----- Recorded information

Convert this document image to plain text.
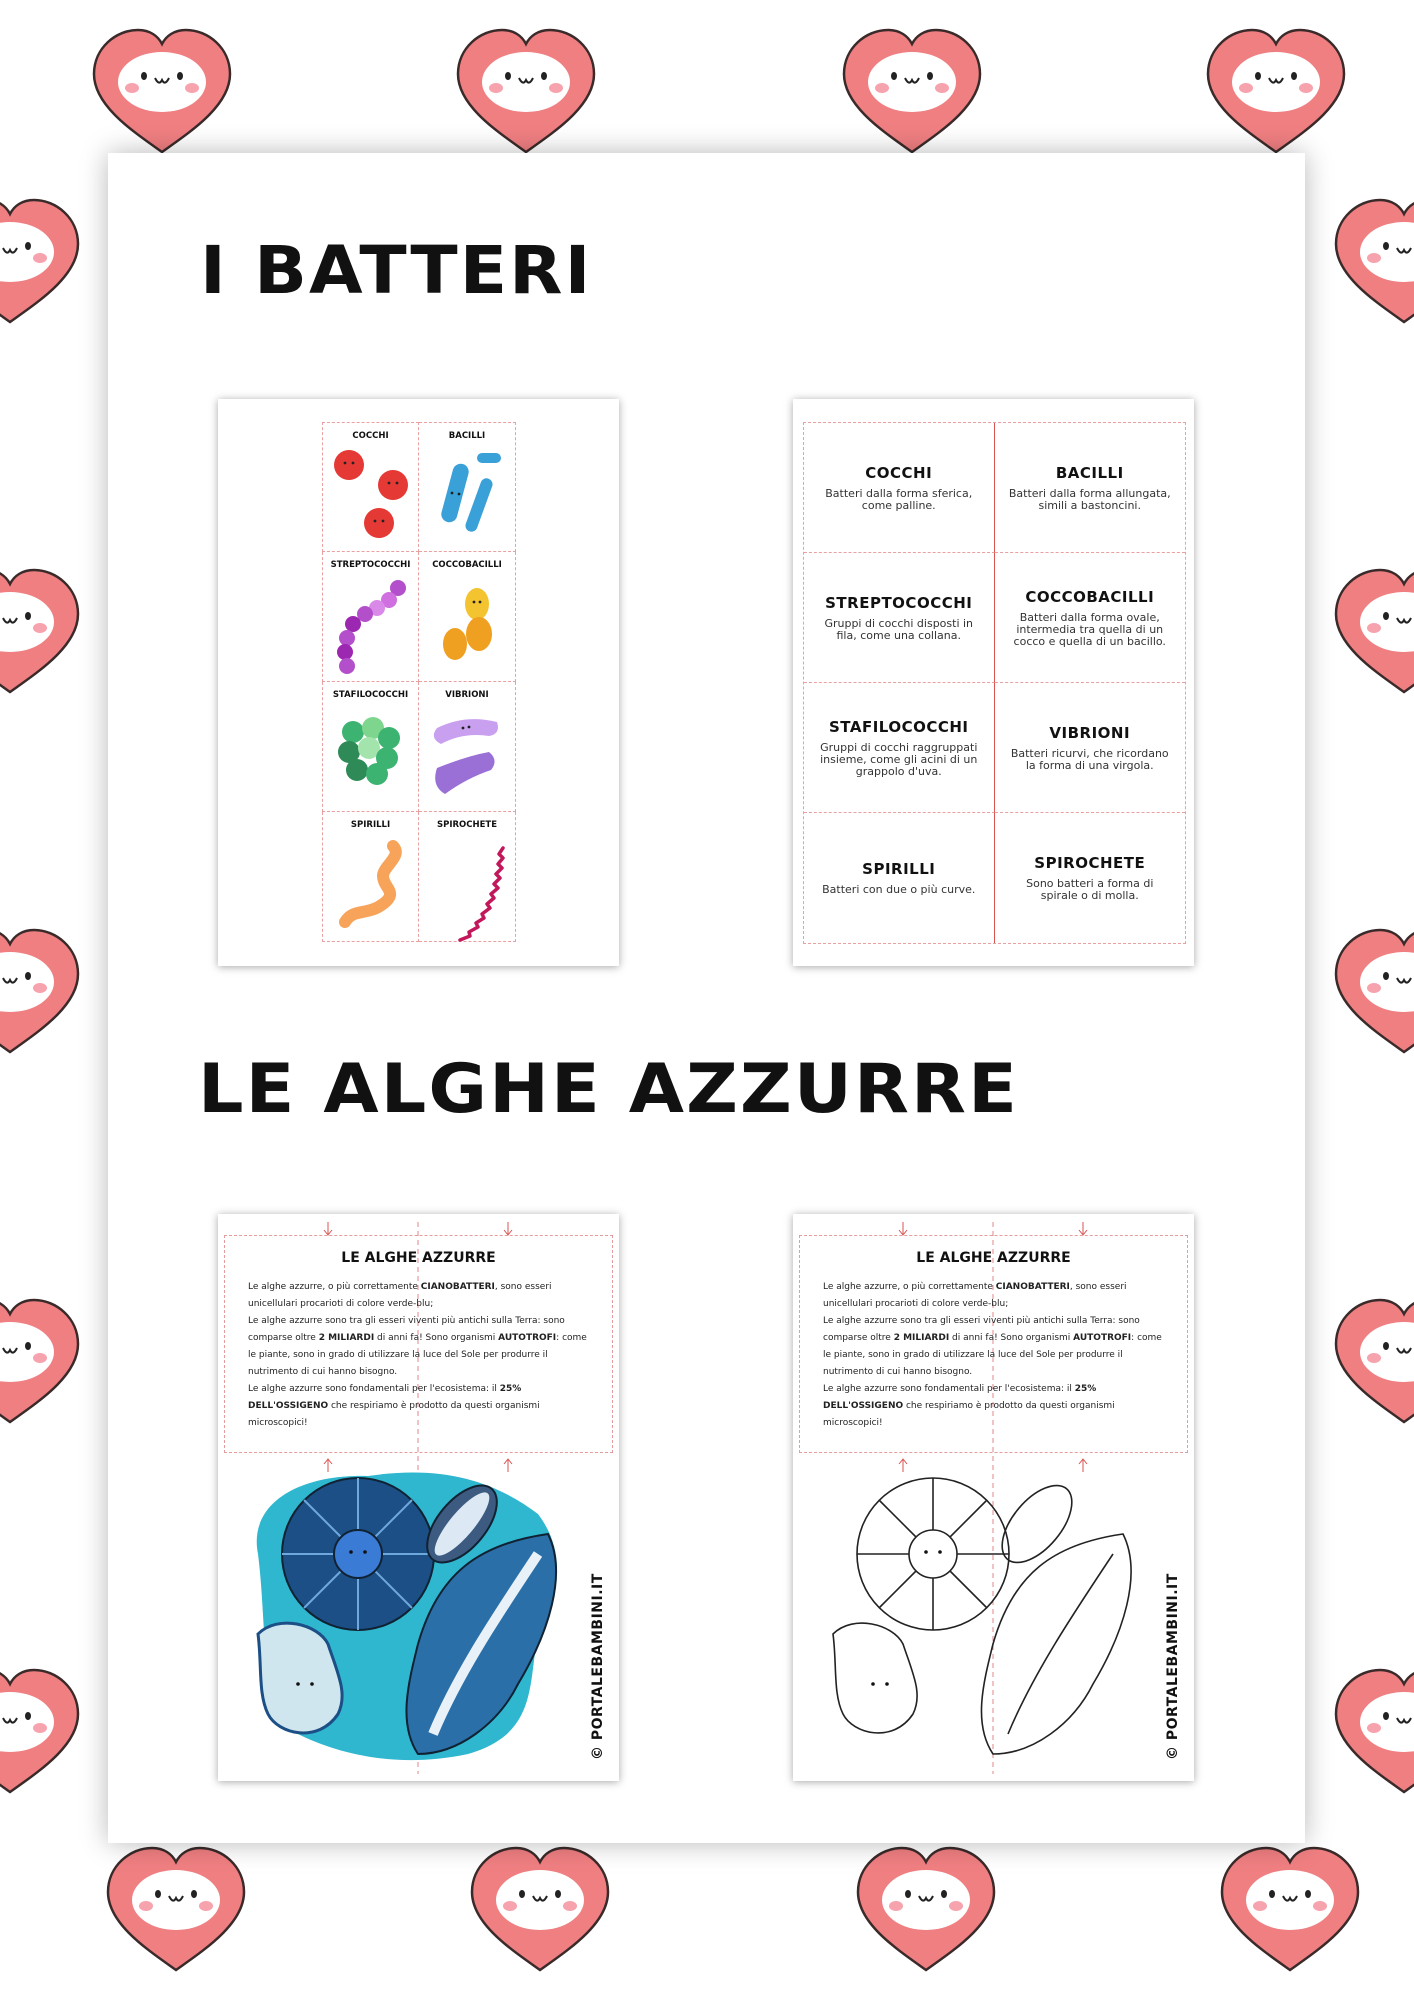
I BATTERI
LE ALGHE AZZURRE
COCCHI	BACILLI
STREPTOCOCCHI	COCCOBACILLI
STAFILOCOCCHI	VIBRIONI
SPIRILLI	SPIROCHETE
COCCHI
Batteri dalla forma sferica, come palline.
BACILLI
Batteri dalla forma allungata, simili a bastoncini.
STREPTOCOCCHI
Gruppi di cocchi disposti in fila, come una collana.
COCCOBACILLI
Batteri dalla forma ovale, intermedia tra quella di un cocco e quella di un bacillo.
STAFILOCOCCHI
Gruppi di cocchi raggruppati insieme, come gli acini di un grappolo d'uva.
VIBRIONI
Batteri ricurvi, che ricordano la forma di una virgola.
SPIRILLI
Batteri con due o più curve.
SPIROCHETE
Sono batteri a forma di spirale o di molla.
LE ALGHE AZZURRE

Le alghe azzurre, o più correttamente CIANOBATTERI, sono esseri unicellulari procarioti di colore verde-blu;
Le alghe azzurre sono tra gli esseri viventi più antichi sulla Terra: sono comparse oltre 2 MILIARDI di anni fa! Sono organismi AUTOTROFI: come le piante, sono in grado di utilizzare la luce del Sole per produrre il nutrimento di cui hanno bisogno.
Le alghe azzurre sono fondamentali per l'ecosistema: il 25% DELL'OSSIGENO che respiriamo è prodotto da questi organismi microscopici!

© PORTALEBAMBINI.IT
LE ALGHE AZZURRE

Le alghe azzurre, o più correttamente CIANOBATTERI, sono esseri unicellulari procarioti di colore verde-blu;
Le alghe azzurre sono tra gli esseri viventi più antichi sulla Terra: sono comparse oltre 2 MILIARDI di anni fa! Sono organismi AUTOTROFI: come le piante, sono in grado di utilizzare la luce del Sole per produrre il nutrimento di cui hanno bisogno.
Le alghe azzurre sono fondamentali per l'ecosistema: il 25% DELL'OSSIGENO che respiriamo è prodotto da questi organismi microscopici!

© PORTALEBAMBINI.IT
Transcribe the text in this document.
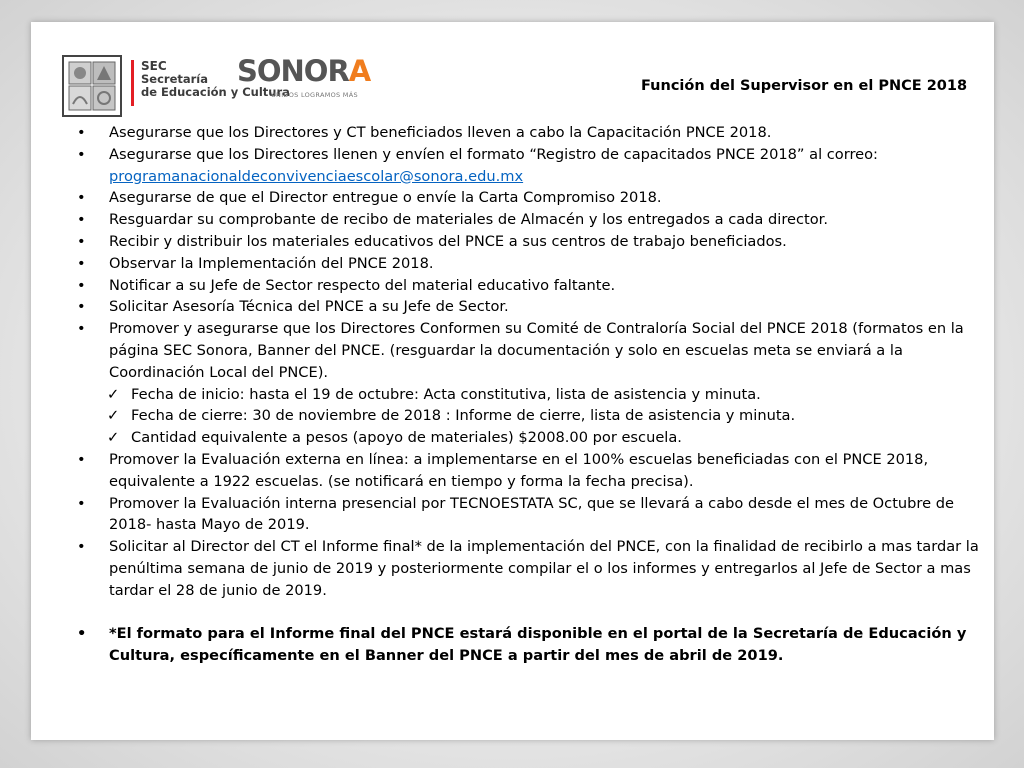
SEC
Secretaría
de Educación y Cultura
SONORA
UNIDOS LOGRAMOS MÁS
Función del Supervisor en el PNCE 2018
•	Asegurarse que los Directores y CT beneficiados lleven a cabo la Capacitación PNCE 2018.
•	Asegurarse que los Directores llenen y envíen el formato “Registro de capacitados PNCE 2018” al correo:
programanacionaldeconvivenciaescolar@sonora.edu.mx
•	Asegurarse de que el Director entregue o envíe la Carta Compromiso 2018.
•	Resguardar su comprobante de recibo de materiales de Almacén y los entregados a cada director.
•	Recibir y distribuir los materiales educativos del PNCE a sus centros de trabajo beneficiados.
•	Observar la Implementación del PNCE 2018.
•	Notificar a su Jefe de Sector respecto del material educativo faltante.
•	Solicitar Asesoría Técnica del PNCE a su Jefe de Sector.
•	Promover y asegurarse que los Directores Conformen su Comité de Contraloría Social del PNCE 2018 (formatos en la página SEC Sonora, Banner del PNCE. (resguardar la documentación y solo en escuelas meta se enviará a la Coordinación Local del PNCE).
✓ Fecha de inicio: hasta el 19 de octubre: Acta constitutiva, lista de asistencia y minuta.
✓ Fecha de cierre: 30 de noviembre de 2018 : Informe de cierre, lista de asistencia y minuta.
✓ Cantidad equivalente a pesos (apoyo de materiales) $2008.00 por escuela.
•	Promover la Evaluación externa en línea: a implementarse en el 100% escuelas beneficiadas con el PNCE 2018, equivalente a 1922 escuelas. (se notificará en tiempo y forma la fecha precisa).
•	Promover la Evaluación interna presencial por TECNOESTATA SC, que se llevará a cabo desde el mes de Octubre de 2018- hasta Mayo de 2019.
•	Solicitar al Director del CT el Informe final* de la implementación del PNCE, con la finalidad de recibirlo a mas tardar la penúltima semana de junio de 2019 y posteriormente compilar el o los informes y entregarlos al Jefe de Sector a mas tardar el 28 de junio de 2019.
•	*El formato para el Informe final del PNCE estará disponible en el portal de la Secretaría de Educación y Cultura, específicamente en el Banner del PNCE a partir del mes de abril de 2019.
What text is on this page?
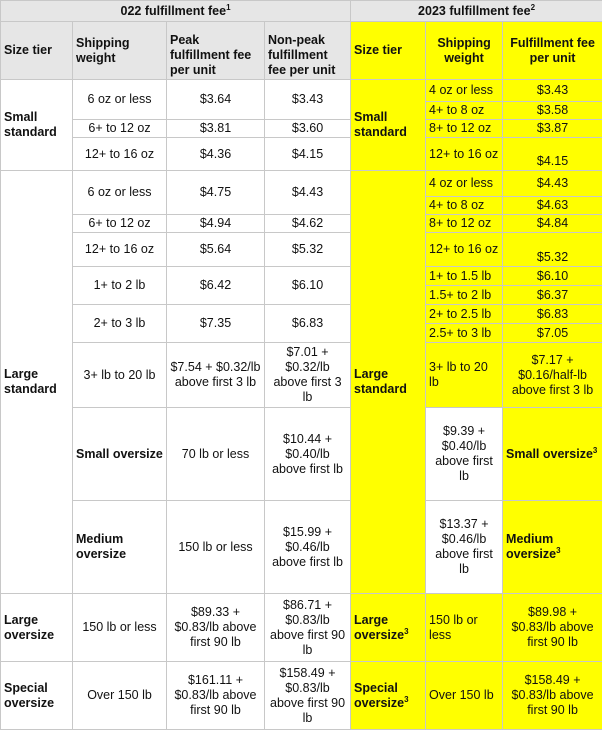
022 fulfillment fee$^1$				2023 fulfillment fee$^2$
Size tier	Shipping weight	Peak fulfillment fee per unit	Non-peak fulfillment fee per unit	Size tier	Shipping weight	Fulfillment fee per unit	
Small standard	6 oz or less	$3.64	$3.43	Small standard	4 oz or less	$3.43	
					4+ to 8 oz	$3.58	
	6+ to 12 oz	$3.81	$3.60		8+ to 12 oz	$3.87	
	12+ to 16 oz	$4.36	$4.15		12+ to 16 oz	$4.15	

Large standard	6 oz or less	$4.75	$4.43	Large standard	4 oz or less	$4.43	
					4+ to 8 oz	$4.63	
	6+ to 12 oz	$4.94	$4.62		8+ to 12 oz	$4.84	
	12+ to 16 oz	$5.64	$5.32		12+ to 16 oz	$5.32	
	1+ to 2 lb	$6.42	$6.10		1+ to 1.5 lb	$6.10	
					1.5+ to 2 lb	$6.37	
	2+ to 3 lb	$7.35	$6.83		2+ to 2.5 lb	$6.83	
					2.5+ to 3 lb	$7.05	
	3+ lb to 20 lb	$7.54 + $0.32/lb above first 3 lb	$7.01 + $0.32/lb above first 3 lb		3+ lb to 20 lb	$7.17 + $0.16/half-lb above first 3 lb	
	Small oversize	70 lb or less	$10.44 + $0.40/lb above first lb		$9.39 + $0.40/lb above first lb	Small oversize$^3$		
	Medium oversize	150 lb or less	$15.99 + $0.46/lb above first lb		$13.37 + $0.46/lb above first lb	Medium oversize$^3$		
Large oversize	150 lb or less	$89.33 + $0.83/lb above first 90 lb	$86.71 + $0.83/lb above first 90 lb	Large oversize$^3$	150 lb or less	$89.98 + $0.83/lb above first 90 lb	
Special oversize	Over 150 lb	$161.11 + $0.83/lb above first 90 lb	$158.49 + $0.83/lb above first 90 lb	Special oversize$^3$	Over 150 lb	$158.49 + $0.83/lb above first 90 lb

----------

» Exercise instructions
List all lines where "Informe" occurs.

» Worked solution
✓ Fecha de cierre: 30 de noviembre de 2018 : Informe de cierre, lista de asistencia y minuta.
•	Solicitar al Director del CT el Informe final* de la implementación del PNCE, con la finalidad de recibirlo a mas tardar la penúltima semana de junio de 2019 y posteriormente compilar el o los informes y entregarlos al Jefe de Sector a mas tardar el 28 de junio de 2019.
•	*El formato para el Informe final del PNCE estará disponible en el portal de la Secretaría de Educación y Cultura, específicamente en el Banner del PNCE a partir del mes de abril de 2019.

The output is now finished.